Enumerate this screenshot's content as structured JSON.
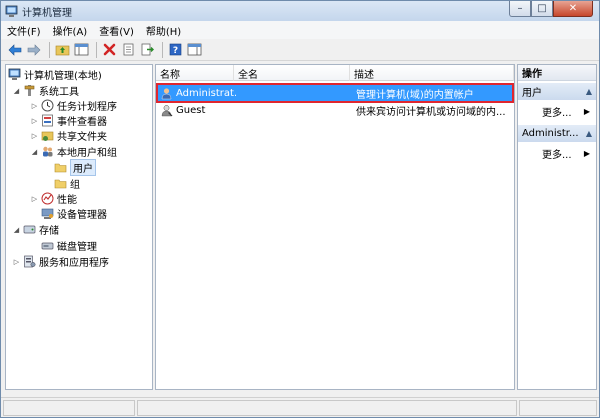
{
  "window": {
    "title": "计算机管理",
    "controls": {
      "minimize": "–",
      "maximize": "□",
      "close": "✕"
    }
  },
  "menubar": {
    "items": [
      "文件(F)",
      "操作(A)",
      "查看(V)",
      "帮助(H)"
    ]
  },
  "tree": {
    "items": [
      {
        "label": "计算机管理(本地)",
        "icon": "computer-management-icon"
      },
      {
        "label": "系统工具",
        "icon": "tools-icon"
      },
      {
        "label": "任务计划程序",
        "icon": "clock-icon"
      },
      {
        "label": "事件查看器",
        "icon": "event-viewer-icon"
      },
      {
        "label": "共享文件夹",
        "icon": "shared-folder-icon"
      },
      {
        "label": "本地用户和组",
        "icon": "users-group-icon"
      },
      {
        "label": "用户",
        "icon": "folder-icon"
      },
      {
        "label": "组",
        "icon": "folder-icon"
      },
      {
        "label": "性能",
        "icon": "performance-icon"
      },
      {
        "label": "设备管理器",
        "icon": "device-manager-icon"
      },
      {
        "label": "存储",
        "icon": "storage-icon"
      },
      {
        "label": "磁盘管理",
        "icon": "disk-icon"
      },
      {
        "label": "服务和应用程序",
        "icon": "services-icon"
      }
    ]
  },
  "list": {
    "columns": [
      "名称",
      "全名",
      "描述"
    ],
    "rows": [
      {
        "name": "Administrat...",
        "fullname": "",
        "description": "管理计算机(域)的内置帐户"
      },
      {
        "name": "Guest",
        "fullname": "",
        "description": "供来宾访问计算机或访问域的内..."
      }
    ]
  },
  "actions": {
    "header": "操作",
    "groups": [
      {
        "title": "用户",
        "item": "更多..."
      },
      {
        "title": "Administr...",
        "item": "更多..."
      }
    ]
  },
  "colors": {
    "selection": "#3399ff",
    "highlight_border": "#e0262f",
    "pane_border": "#a8b4c4"
  }
}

***

**Task brief**
Of all the lines above, how many contain the word "description"? Give the number and nothing else.

**Task solution**
2